** Document segment follows **

The season originally aired Wednesdays at 9:00-10:00 pm (EST).

==Episodes==

| No. overall | No. in season | Title | Directed by | Written by | Original release date |
| 49 | 1 | "He Who Digs a Grave" | Richard Donner | T : Stephen Kandel | September 12, 1973 |
| 50 | 2 |
Cannon encounters trouble when he attempts to clear a friend charged with murder. Based on a novel by David Delman.;
| 51 | 3 | "Memo from a Dead Man" | Richard Donner | Robert C. Dennis | September 19, 1973 |
A dead man's will hires Cannon to find out if any of his heirs had something to do with his death.
| 52 | 4 | "Hounds of Hell" | Lawrence Dobkin | Jack Turley | September 26, 1973 |
A Vietnam vet hires Cannon to investigate when vicious dogs murder two ex-GIs who served with the vet.
| 53 | 5 | "Target in the Mirror" | Gene Nelson | Robert Blees | October 3, 1973 |
Cannon is unaware that the man who killed his client happens to be an old friend who's a police lieutenant.
| 54 | 6 | "Murder by Proxy" | Robert Douglas | Robert W. Lenski | October 10, 1973 |
While having to deal with an incompetent police detective, Cannon tries to clear a woman who has been framed for murder.
| 55 | 7 | "Night Flight to Murder" | Michael Caffey | Carey Wilber | October 17, 1973 |
Cannon searches for a hijacked plane that was carrying $3,000,000 worth of securities.
| 56 | 8 | "Come Watch Me Die" | George McCowan | Herb Meadow | October 24, 1973 |
A man escapes from a mental hospital to find his wife, certain that she framed him for murder.
| 57 | 9 | "The Perfect Alibi" | Robert Douglas | Ray Brenner & Jack Guss | October 31, 1973 |
A man accused of robbing a safe has a solid alibi: he had been in jail for a year.
| 58 | 10 | "Dead Lady's Tears" | Virgil W. Vogel | Steve Fisher | November 7, 1973 |
Cannon must clear a man suspected of killing a model he was with before her death.
| 59 | 11 | "The Limping Man" | Michael Caffey | Shirl Hendryx | November 14, 1973 |
Cannon looks for a fugitive in the hope that he can save a policeman's reputation.
| 60 | 12 | "Trial by Terror" | Robert Douglas | Larry Brody | November 21, 1973 |
The syndicate kidnaps a judge's daughter in order to curry the outcome of a trial in their favor.
| 61 | 13 | "Murder by the Numbers" | George McCowan | S : Michael McTaggart; T : Robert Blees | November 28, 1973 |
A socialite's new husband is revealed to be a blackmailer and a bigamist.

** End of Document segment **

◆ Your assignment
Can you rewrite the portion of the Cannon episode list that opens with "The season originally" and closes with "with his death.", changing "Wednesdays" to "Tuesdays"?

** Material shown follows **

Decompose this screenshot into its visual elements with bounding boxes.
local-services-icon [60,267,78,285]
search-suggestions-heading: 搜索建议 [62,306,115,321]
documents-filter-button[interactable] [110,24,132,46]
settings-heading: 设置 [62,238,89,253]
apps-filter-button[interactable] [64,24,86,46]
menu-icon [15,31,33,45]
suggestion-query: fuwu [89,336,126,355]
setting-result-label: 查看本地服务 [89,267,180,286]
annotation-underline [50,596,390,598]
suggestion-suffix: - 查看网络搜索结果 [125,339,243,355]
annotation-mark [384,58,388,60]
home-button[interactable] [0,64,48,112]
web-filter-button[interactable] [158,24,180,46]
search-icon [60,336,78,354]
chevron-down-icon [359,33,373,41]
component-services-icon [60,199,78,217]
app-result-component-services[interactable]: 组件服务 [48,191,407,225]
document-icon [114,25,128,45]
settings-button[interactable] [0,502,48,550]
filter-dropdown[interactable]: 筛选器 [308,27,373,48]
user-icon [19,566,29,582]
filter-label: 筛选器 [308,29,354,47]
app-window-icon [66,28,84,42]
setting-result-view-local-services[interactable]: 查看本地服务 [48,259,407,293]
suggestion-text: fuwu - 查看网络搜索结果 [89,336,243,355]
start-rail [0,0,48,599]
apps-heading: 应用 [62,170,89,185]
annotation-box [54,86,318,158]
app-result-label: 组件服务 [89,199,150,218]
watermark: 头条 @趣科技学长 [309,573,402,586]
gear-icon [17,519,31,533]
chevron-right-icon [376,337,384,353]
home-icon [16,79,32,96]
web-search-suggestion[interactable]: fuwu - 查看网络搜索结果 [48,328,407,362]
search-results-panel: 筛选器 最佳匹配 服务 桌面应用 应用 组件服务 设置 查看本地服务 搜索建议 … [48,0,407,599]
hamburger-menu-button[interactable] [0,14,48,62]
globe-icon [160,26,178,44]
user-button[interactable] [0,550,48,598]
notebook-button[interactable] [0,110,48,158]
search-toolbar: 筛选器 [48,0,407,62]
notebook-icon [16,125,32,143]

** End of Material shown **

◆ Solution to this exercise
The season originally aired Tuesdays at 9:00-10:00 pm (EST).

==Episodes==

| No. overall | No. in season | Title | Directed by | Written by | Original release date |
| 49 | 1 | "He Who Digs a Grave" | Richard Donner | T : Stephen Kandel | September 12, 1973 |
| 50 | 2 |
Cannon encounters trouble when he attempts to clear a friend charged with murder. Based on a novel by David Delman.;
| 51 | 3 | "Memo from a Dead Man" | Richard Donner | Robert C. Dennis | September 19, 1973 |
A dead man's will hires Cannon to find out if any of his heirs had something to do with his death.